**Listed entries**
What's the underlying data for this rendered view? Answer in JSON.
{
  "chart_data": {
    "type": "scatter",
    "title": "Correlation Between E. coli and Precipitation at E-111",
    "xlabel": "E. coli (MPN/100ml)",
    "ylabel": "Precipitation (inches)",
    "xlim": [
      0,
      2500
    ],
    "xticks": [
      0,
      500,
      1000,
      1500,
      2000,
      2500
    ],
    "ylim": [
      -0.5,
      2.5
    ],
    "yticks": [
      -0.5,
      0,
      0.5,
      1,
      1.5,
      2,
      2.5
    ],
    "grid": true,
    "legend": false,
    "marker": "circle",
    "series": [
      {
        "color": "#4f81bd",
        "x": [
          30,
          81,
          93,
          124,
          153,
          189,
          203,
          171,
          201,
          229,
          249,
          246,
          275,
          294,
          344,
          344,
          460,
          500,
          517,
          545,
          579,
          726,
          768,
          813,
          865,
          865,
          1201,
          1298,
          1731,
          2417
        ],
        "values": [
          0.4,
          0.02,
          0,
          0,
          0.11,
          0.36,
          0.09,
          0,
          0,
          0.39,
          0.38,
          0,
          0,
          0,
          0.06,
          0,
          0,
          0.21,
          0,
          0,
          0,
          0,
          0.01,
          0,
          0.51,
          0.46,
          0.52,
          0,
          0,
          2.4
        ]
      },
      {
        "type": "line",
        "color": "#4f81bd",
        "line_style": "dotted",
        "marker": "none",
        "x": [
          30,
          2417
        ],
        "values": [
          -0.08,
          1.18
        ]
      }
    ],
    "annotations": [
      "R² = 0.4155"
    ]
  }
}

**Direction**
Copy out the full material exactly as it appears.

**Answer to this exercise**
What's the underlying data for this rendered view? Answer in JSON.
{
  "chart_data": {
    "type": "scatter",
    "title": "Correlation Between E. coli and Precipitation at E-111",
    "xlabel": "E. coli (MPN/100ml)",
    "ylabel": "Precipitation (inches)",
    "xlim": [
      0,
      2500
    ],
    "xticks": [
      0,
      500,
      1000,
      1500,
      2000,
      2500
    ],
    "ylim": [
      -0.5,
      2.5
    ],
    "yticks": [
      -0.5,
      0,
      0.5,
      1,
      1.5,
      2,
      2.5
    ],
    "grid": true,
    "legend": false,
    "marker": "circle",
    "series": [
      {
        "color": "#4f81bd",
        "x": [
          30,
          81,
          93,
          124,
          153,
          189,
          203,
          171,
          201,
          229,
          249,
          246,
          275,
          294,
          344,
          344,
          460,
          500,
          517,
          545,
          579,
          726,
          768,
          813,
          865,
          865,
          1201,
          1298,
          1731,
          2417
        ],
        "values": [
          0.4,
          0.02,
          0,
          0,
          0.11,
          0.36,
          0.09,
          0,
          0,
          0.39,
          0.38,
          0,
          0,
          0,
          0.06,
          0,
          0,
          0.21,
          0,
          0,
          0,
          0,
          0.01,
          0,
          0.51,
          0.46,
          0.52,
          0,
          0,
          2.4
        ]
      },
      {
        "type": "line",
        "color": "#4f81bd",
        "line_style": "dotted",
        "marker": "none",
        "x": [
          30,
          2417
        ],
        "values": [
          -0.08,
          1.18
        ]
      }
    ],
    "annotations": [
      "R² = 0.4155"
    ]
  }
}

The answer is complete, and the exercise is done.